* **Task to complete**: Show all lines holding "from".
--- START OF Records for this task ---
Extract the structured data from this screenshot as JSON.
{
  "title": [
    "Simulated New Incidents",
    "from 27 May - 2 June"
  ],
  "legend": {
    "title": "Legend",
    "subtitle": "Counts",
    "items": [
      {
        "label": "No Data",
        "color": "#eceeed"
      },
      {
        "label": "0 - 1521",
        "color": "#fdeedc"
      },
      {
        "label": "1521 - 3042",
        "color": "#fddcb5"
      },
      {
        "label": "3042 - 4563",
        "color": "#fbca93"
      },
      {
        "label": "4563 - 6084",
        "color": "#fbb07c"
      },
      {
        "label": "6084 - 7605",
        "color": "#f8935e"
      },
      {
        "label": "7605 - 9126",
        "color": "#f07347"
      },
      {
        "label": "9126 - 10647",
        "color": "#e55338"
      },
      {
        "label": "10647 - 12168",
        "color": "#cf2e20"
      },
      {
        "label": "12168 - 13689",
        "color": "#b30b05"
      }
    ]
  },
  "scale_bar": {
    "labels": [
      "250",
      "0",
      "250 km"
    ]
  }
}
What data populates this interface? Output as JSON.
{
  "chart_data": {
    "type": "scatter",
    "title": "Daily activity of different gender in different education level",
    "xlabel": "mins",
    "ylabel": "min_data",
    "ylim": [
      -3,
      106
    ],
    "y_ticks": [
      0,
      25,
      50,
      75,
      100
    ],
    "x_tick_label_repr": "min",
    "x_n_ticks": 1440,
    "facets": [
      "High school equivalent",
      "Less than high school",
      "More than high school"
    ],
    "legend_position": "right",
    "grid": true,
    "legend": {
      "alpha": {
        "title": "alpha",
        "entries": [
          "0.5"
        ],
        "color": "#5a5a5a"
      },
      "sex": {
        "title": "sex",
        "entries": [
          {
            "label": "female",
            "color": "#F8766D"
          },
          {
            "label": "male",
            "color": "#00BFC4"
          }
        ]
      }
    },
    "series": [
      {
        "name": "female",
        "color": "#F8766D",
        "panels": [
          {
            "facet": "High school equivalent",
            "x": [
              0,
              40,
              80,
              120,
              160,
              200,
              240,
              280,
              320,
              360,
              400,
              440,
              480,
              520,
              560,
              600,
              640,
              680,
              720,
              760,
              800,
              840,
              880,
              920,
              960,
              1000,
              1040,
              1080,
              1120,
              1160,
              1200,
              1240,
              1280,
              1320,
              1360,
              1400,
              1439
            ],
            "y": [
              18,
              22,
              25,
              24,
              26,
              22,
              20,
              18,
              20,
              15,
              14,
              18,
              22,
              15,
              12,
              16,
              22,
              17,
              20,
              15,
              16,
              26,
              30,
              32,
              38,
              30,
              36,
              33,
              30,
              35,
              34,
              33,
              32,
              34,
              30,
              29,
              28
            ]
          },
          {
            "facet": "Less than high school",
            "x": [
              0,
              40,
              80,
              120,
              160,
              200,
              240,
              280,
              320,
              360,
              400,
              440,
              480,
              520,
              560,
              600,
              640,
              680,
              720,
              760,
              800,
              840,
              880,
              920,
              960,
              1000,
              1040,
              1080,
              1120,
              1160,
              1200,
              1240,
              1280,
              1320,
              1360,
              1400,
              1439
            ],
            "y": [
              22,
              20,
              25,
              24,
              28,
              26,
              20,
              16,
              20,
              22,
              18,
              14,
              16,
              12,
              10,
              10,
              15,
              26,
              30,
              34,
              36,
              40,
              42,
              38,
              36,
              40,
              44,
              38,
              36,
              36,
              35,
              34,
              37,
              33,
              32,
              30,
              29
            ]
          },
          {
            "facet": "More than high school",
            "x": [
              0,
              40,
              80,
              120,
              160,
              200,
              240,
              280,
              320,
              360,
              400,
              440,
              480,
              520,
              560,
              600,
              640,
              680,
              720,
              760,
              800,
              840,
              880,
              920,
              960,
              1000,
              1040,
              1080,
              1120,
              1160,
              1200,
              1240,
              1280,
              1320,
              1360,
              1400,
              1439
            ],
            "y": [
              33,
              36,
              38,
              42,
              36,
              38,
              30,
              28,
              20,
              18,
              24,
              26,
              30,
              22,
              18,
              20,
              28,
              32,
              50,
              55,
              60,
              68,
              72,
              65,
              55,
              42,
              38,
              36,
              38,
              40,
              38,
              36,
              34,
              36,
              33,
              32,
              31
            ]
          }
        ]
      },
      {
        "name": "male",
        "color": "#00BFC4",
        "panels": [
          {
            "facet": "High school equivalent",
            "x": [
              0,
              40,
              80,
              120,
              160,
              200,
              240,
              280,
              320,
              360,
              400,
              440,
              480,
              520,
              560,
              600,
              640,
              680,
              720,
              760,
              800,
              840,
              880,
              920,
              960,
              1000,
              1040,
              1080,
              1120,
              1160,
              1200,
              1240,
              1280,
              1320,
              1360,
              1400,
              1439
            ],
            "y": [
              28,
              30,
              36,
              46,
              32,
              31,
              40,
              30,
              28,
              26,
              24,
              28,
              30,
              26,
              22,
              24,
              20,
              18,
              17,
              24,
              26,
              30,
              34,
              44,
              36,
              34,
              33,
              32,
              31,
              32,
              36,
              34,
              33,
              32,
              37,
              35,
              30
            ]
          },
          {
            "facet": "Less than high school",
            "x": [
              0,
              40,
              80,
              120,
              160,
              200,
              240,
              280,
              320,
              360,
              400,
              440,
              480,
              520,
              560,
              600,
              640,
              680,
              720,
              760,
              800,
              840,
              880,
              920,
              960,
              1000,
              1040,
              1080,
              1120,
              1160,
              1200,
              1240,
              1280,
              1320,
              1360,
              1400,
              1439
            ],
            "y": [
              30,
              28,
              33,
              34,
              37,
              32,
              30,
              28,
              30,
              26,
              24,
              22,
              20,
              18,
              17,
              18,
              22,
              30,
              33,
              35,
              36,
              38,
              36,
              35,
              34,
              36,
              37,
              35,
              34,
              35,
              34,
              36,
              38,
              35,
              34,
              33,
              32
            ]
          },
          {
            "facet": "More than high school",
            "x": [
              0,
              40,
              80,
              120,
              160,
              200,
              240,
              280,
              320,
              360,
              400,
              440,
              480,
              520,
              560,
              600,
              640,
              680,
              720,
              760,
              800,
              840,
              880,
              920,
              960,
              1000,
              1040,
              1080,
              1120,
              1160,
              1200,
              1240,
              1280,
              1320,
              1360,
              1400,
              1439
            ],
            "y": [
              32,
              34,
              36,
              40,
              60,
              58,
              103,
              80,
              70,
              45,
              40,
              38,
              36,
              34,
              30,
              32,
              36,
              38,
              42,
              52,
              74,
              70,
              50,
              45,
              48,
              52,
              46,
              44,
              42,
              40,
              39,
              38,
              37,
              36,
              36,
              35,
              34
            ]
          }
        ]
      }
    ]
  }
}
--- END OF Records for this task ---
* **The completed task**:
Extract the structured data from this screenshot as JSON.
    "from 27 May - 2 June"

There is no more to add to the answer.